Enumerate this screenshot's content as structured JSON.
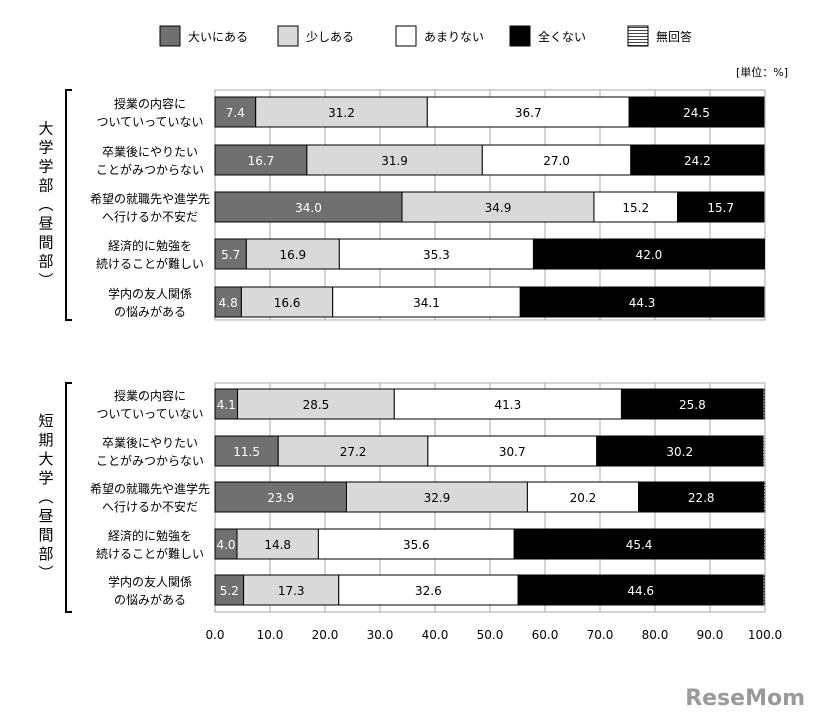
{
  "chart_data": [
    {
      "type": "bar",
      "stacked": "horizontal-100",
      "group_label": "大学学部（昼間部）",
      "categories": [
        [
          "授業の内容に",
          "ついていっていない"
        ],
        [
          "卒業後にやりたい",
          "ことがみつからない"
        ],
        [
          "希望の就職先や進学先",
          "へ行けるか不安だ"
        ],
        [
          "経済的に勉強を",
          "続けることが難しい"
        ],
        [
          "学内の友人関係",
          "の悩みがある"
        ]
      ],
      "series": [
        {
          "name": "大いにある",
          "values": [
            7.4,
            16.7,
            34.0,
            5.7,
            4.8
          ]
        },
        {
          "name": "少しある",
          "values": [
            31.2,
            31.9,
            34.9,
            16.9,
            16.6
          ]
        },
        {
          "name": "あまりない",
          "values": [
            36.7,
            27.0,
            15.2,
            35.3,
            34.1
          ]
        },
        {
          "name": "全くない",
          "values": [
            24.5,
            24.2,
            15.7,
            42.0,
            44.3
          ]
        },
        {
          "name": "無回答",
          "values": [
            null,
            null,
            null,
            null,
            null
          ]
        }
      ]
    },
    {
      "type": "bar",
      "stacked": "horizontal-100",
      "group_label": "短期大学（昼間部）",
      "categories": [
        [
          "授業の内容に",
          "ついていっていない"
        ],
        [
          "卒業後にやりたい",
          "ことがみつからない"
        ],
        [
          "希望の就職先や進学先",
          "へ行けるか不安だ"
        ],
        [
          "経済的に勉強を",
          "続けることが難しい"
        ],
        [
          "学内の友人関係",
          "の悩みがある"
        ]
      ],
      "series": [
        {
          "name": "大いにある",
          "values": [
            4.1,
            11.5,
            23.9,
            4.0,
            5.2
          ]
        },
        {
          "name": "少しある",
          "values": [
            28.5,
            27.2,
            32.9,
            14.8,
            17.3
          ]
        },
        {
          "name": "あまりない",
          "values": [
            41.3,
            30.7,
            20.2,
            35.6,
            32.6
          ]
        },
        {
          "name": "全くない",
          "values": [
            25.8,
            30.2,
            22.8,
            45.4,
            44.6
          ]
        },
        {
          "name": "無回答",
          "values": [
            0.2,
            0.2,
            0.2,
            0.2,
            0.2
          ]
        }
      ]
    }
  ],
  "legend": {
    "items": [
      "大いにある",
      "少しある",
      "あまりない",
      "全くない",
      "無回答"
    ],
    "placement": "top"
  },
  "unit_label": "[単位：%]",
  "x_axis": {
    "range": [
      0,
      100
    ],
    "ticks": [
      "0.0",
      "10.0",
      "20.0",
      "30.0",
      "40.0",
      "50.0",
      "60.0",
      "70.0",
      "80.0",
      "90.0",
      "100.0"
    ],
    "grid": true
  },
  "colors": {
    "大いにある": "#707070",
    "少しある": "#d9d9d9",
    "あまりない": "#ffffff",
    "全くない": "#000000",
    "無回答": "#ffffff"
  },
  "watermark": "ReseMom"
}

════════════════════

Your goal | Search the lines for the string "少しある" and copy every line that has it.

Output below |
          "name": "少しある",
          "name": "少しある",
      "少しある",
    "少しある": "#d9d9d9",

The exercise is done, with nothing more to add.